Data excerpts
★ ★ ★ ★ ★
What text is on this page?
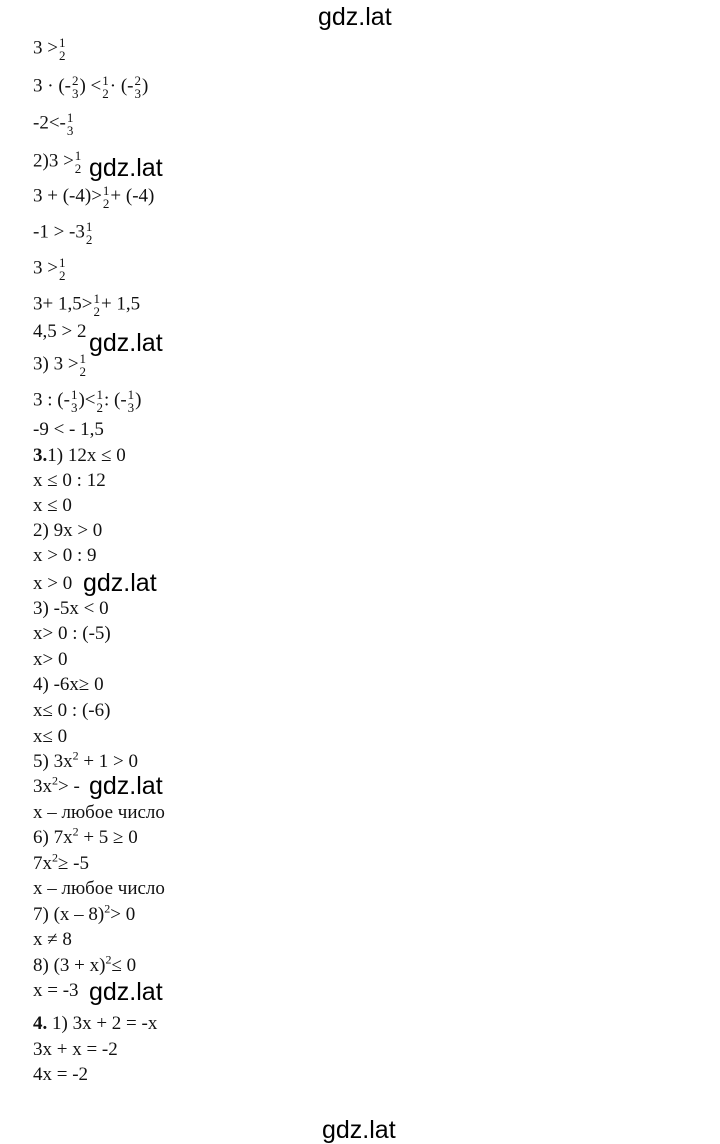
gdz.lat
gdz.lat
gdz.lat
gdz.lat
gdz.lat
gdz.lat
gdz.lat
3 > 1
2
3 · (- 2
3 ) < 1
2 · (- 2
3 )
-2<- 1
3
2)3 > 1
2
3 + (-4)> 1
2 + (-4)
-1 > -3 1
2
3 > 1
2
3+ 1,5> 1
2 + 1,5
4,5 > 2
3) 3 > 1
2
3 : (- 1
3 )< 1
2 : (- 1
3 )
-9 < - 1,5
3.1) 12x ≤ 0
x ≤ 0 : 12
x ≤ 0
2) 9x > 0
x > 0 : 9
x > 0
3) -5x < 0
x> 0 : (-5)
x> 0
4) -6x≥ 0
x≤ 0 : (-6)
x≤ 0
5) $3x^2 + 1 > 0$
$3x^2>$ -
x – любое число
6) $7x^2 + 5 \ge 0$
$7x^2\ge -5$
x – любое число
7) (x – 8)$^2$> 0
x ≠ 8
8) $(3 + x)^2\le 0$
x = -3
4. 1) 3x + 2 = -x
3x + x = -2
4x = -2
★ ★ ★ ★ ★
▶ **Written request**
Every record gets retyped exactly; no picture goes into the copy.

▶ **The result**
What text is on this page?
gdz.lat
gdz.lat
gdz.lat
gdz.lat
gdz.lat
gdz.lat
gdz.lat
3 > 1
2
3 · (- 2
3 ) < 1
2 · (- 2
3 )
-2<- 1
3
2)3 > 1
2
3 + (-4)> 1
2 + (-4)
-1 > -3 1
2
3 > 1
2
3+ 1,5> 1
2 + 1,5
4,5 > 2
3) 3 > 1
2
3 : (- 1
3 )< 1
2 : (- 1
3 )
-9 < - 1,5
3.1) 12x ≤ 0
x ≤ 0 : 12
x ≤ 0
2) 9x > 0
x > 0 : 9
x > 0
3) -5x < 0
x> 0 : (-5)
x> 0
4) -6x≥ 0
x≤ 0 : (-6)
x≤ 0
5) $3x^2 + 1 > 0$
$3x^2>$ -
x – любое число
6) $7x^2 + 5 \ge 0$
$7x^2\ge -5$
x – любое число
7) (x – 8)$^2$> 0
x ≠ 8
8) $(3 + x)^2\le 0$
x = -3
4. 1) 3x + 2 = -x
3x + x = -2
4x = -2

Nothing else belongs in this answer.